* **RECORDS TO USE**
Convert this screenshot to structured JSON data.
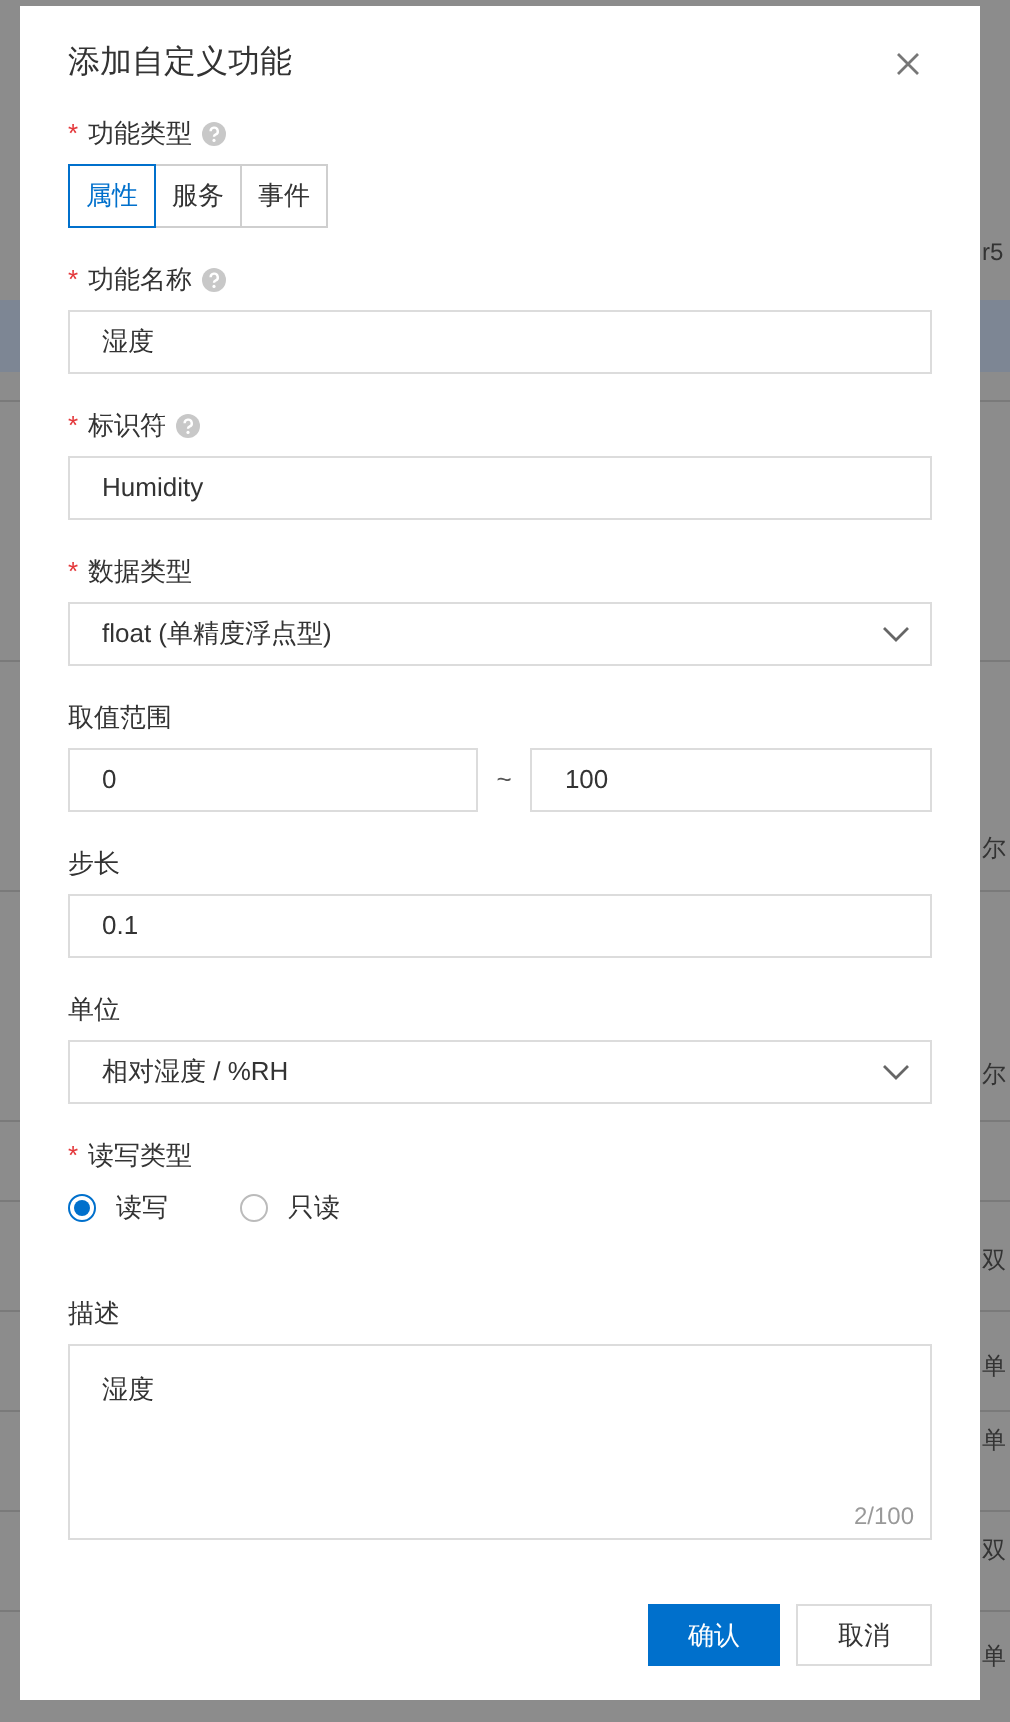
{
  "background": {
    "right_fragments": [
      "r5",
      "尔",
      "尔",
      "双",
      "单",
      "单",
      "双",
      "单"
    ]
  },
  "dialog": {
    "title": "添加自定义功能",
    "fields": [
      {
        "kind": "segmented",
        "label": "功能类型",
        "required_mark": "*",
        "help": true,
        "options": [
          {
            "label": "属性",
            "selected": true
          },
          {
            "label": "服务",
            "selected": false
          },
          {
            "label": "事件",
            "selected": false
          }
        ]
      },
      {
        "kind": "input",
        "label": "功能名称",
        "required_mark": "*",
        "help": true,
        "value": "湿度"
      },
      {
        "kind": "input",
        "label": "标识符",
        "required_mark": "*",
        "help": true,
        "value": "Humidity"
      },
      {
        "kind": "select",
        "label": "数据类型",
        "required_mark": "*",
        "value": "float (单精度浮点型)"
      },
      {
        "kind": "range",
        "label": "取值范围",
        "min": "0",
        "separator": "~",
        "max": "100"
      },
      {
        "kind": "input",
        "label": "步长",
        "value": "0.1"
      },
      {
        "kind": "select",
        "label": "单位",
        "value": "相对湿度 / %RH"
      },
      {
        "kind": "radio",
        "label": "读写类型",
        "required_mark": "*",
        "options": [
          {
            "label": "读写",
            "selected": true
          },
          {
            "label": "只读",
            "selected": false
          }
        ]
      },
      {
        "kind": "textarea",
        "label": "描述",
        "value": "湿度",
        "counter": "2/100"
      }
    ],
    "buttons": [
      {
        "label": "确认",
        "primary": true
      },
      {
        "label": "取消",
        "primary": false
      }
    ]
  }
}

* **PROBLEM TO SOLVE**
Without the pictures, reproduce every line of the records above exactly.

* **COMPLETED EXERCISE**
Convert this screenshot to structured JSON data.
{
  "background": {
    "right_fragments": [
      "r5",
      "尔",
      "尔",
      "双",
      "单",
      "单",
      "双",
      "单"
    ]
  },
  "dialog": {
    "title": "添加自定义功能",
    "fields": [
      {
        "kind": "segmented",
        "label": "功能类型",
        "required_mark": "*",
        "help": true,
        "options": [
          {
            "label": "属性",
            "selected": true
          },
          {
            "label": "服务",
            "selected": false
          },
          {
            "label": "事件",
            "selected": false
          }
        ]
      },
      {
        "kind": "input",
        "label": "功能名称",
        "required_mark": "*",
        "help": true,
        "value": "湿度"
      },
      {
        "kind": "input",
        "label": "标识符",
        "required_mark": "*",
        "help": true,
        "value": "Humidity"
      },
      {
        "kind": "select",
        "label": "数据类型",
        "required_mark": "*",
        "value": "float (单精度浮点型)"
      },
      {
        "kind": "range",
        "label": "取值范围",
        "min": "0",
        "separator": "~",
        "max": "100"
      },
      {
        "kind": "input",
        "label": "步长",
        "value": "0.1"
      },
      {
        "kind": "select",
        "label": "单位",
        "value": "相对湿度 / %RH"
      },
      {
        "kind": "radio",
        "label": "读写类型",
        "required_mark": "*",
        "options": [
          {
            "label": "读写",
            "selected": true
          },
          {
            "label": "只读",
            "selected": false
          }
        ]
      },
      {
        "kind": "textarea",
        "label": "描述",
        "value": "湿度",
        "counter": "2/100"
      }
    ],
    "buttons": [
      {
        "label": "确认",
        "primary": true
      },
      {
        "label": "取消",
        "primary": false
      }
    ]
  }
}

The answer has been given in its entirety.